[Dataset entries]
+-------+

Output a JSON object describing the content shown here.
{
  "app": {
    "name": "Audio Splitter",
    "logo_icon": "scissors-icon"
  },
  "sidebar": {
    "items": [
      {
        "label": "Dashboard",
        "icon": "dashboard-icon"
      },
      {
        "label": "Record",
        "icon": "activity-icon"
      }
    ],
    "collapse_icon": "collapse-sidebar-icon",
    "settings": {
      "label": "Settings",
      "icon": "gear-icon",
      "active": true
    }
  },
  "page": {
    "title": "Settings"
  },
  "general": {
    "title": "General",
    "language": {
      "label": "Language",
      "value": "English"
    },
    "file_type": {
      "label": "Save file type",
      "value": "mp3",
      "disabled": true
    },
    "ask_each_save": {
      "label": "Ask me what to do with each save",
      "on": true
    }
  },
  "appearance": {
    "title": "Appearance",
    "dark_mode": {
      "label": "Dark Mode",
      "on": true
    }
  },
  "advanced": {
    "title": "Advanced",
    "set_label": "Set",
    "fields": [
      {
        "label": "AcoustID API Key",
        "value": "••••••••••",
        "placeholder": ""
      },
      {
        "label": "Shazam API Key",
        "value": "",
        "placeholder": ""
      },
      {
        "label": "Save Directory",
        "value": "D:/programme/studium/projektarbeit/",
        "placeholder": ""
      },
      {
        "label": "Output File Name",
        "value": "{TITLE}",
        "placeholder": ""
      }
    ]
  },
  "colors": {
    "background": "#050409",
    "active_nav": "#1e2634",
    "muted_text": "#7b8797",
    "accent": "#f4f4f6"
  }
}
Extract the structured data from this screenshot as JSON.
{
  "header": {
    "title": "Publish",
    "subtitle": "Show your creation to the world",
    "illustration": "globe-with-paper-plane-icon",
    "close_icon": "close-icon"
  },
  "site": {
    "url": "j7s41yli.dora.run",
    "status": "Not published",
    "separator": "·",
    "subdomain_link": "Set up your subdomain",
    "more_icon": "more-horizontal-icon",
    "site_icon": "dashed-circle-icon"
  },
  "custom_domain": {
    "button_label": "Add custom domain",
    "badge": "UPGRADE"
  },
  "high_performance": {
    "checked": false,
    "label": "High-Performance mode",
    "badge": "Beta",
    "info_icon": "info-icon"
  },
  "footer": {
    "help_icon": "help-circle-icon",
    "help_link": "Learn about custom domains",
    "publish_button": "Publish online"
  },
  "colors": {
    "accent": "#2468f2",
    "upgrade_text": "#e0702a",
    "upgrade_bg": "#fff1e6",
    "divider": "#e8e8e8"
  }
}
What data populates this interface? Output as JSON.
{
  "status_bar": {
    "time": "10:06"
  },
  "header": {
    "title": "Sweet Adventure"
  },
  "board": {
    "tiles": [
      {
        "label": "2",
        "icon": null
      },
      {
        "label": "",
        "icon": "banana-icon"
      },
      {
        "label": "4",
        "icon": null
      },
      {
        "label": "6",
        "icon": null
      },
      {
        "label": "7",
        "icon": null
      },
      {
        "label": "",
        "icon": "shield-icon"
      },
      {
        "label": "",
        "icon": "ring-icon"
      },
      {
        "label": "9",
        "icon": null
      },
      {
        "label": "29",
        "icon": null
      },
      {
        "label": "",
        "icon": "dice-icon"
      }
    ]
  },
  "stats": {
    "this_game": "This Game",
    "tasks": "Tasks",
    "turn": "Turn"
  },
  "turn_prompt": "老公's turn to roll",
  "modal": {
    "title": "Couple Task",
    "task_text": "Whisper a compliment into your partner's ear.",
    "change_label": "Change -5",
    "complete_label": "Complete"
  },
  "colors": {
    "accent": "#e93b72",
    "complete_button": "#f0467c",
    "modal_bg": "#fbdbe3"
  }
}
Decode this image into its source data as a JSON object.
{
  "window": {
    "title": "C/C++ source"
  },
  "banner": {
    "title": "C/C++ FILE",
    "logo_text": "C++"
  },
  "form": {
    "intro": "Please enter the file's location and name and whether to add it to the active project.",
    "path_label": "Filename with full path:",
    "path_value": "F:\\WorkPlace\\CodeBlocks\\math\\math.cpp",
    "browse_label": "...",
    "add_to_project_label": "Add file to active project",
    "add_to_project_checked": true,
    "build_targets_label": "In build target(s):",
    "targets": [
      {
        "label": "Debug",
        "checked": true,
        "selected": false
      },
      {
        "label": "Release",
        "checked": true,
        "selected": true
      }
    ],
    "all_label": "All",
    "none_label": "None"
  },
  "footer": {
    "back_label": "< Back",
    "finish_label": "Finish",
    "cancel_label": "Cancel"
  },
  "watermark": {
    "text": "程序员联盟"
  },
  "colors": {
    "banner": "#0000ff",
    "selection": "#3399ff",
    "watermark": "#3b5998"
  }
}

+-------+

Among the records above, how many lines carry the string "circle"? Reply with the number alone.

• [The answer]: 2